▸ **Prompt**
Copy each line that contains the word "moins".

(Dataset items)
━━━━━━━━━━━━━━━━
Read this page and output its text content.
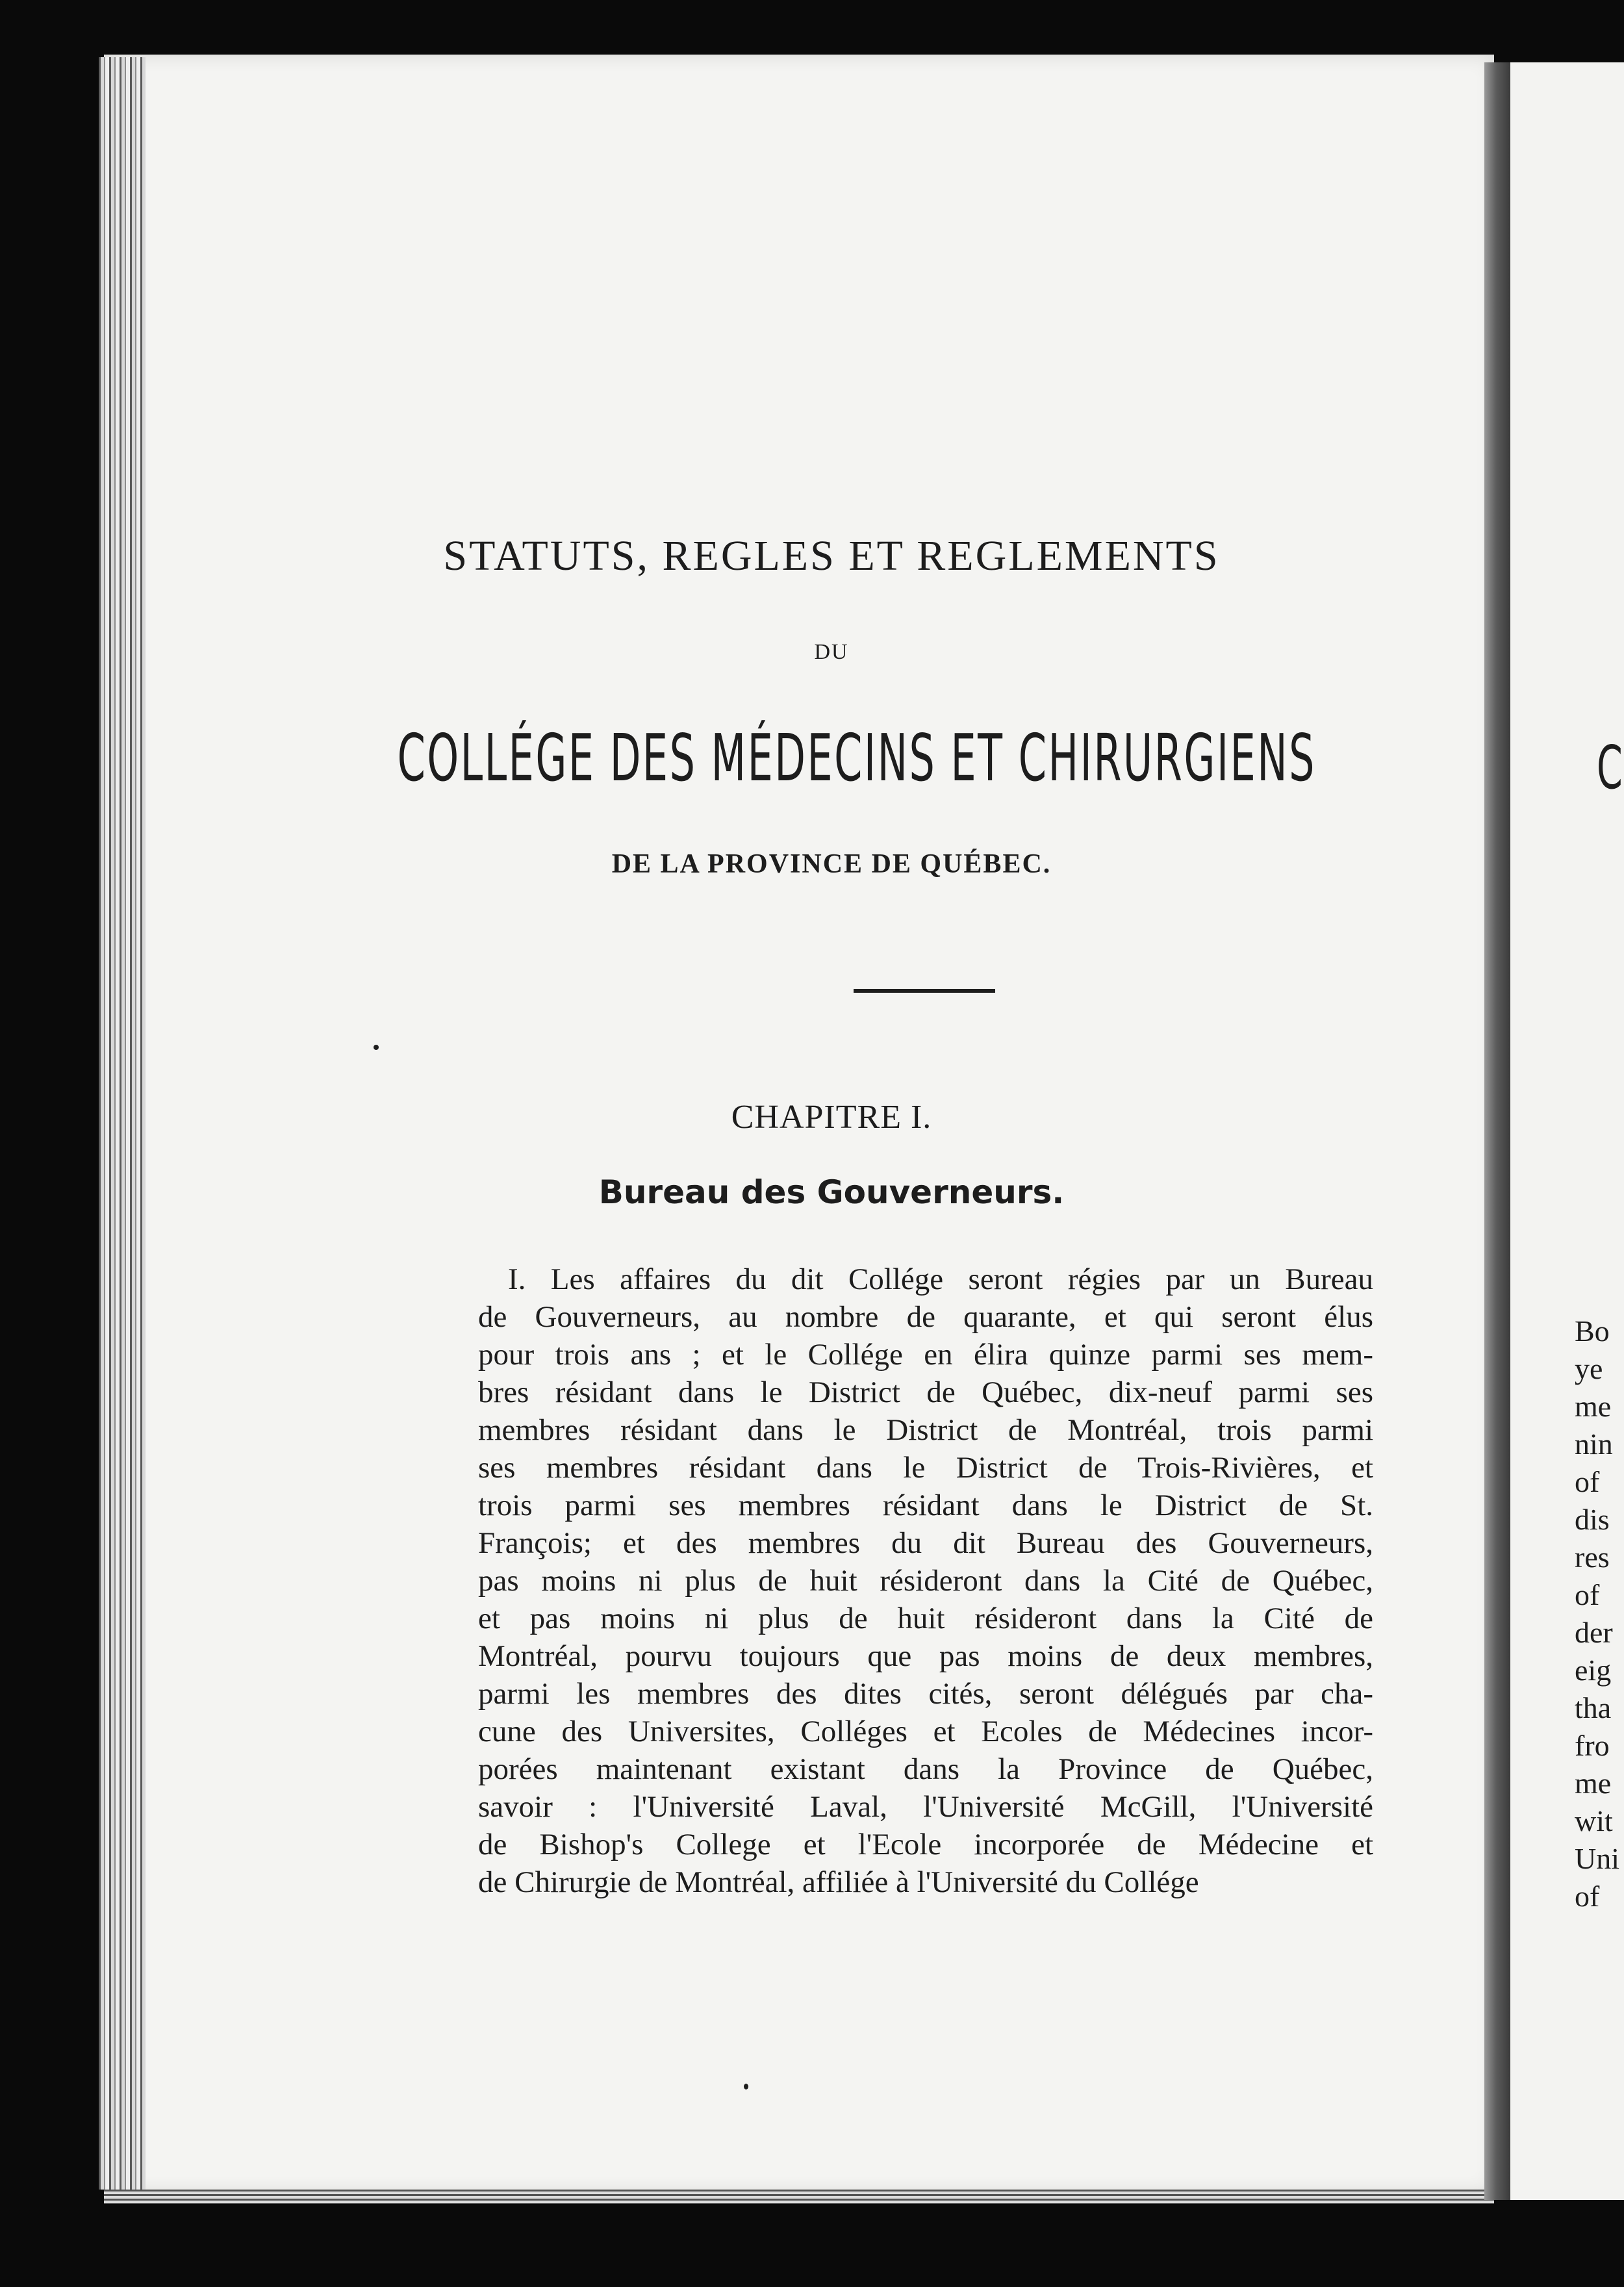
STATUTS, REGLES ET REGLEMENTS
DU
COLLÉGE DES MÉDECINS ET CHIRURGIENS
DE LA PROVINCE DE QUÉBEC.
CHAPITRE I.
Bureau des Gouverneurs.
I. Les affaires du dit Collége seront régies par un Bureau
de Gouverneurs, au nombre de quarante, et qui seront élus
pour trois ans ; et le Collége en élira quinze parmi ses mem-
bres résidant dans le District de Québec, dix-neuf parmi ses
membres résidant dans le District de Montréal, trois parmi
ses membres résidant dans le District de Trois-Rivières, et
trois parmi ses membres résidant dans le District de St.
François; et des membres du dit Bureau des Gouverneurs,
pas moins ni plus de huit résideront dans la Cité de Québec,
et pas moins ni plus de huit résideront dans la Cité de
Montréal, pourvu toujours que pas moins de deux membres,
parmi les membres des dites cités, seront délégués par cha-
cune des Universites, Colléges et Ecoles de Médecines incor-
porées maintenant existant dans la Province de Québec,
savoir : l'Université Laval, l'Université McGill, l'Université
de Bishop's College et l'Ecole incorporée de Médecine et
de Chirurgie de Montréal, affiliée à l'Université du Collége
C
Bo
ye
me
nin
of
dis
res
of
der
eig
tha
fro
me
wit
Uni
of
━━━━━━━━━━━━━━━━
▸ **Exercise result**
pas moins ni plus de huit résideront dans la Cité de Québec,
et pas moins ni plus de huit résideront dans la Cité de
Montréal, pourvu toujours que pas moins de deux membres,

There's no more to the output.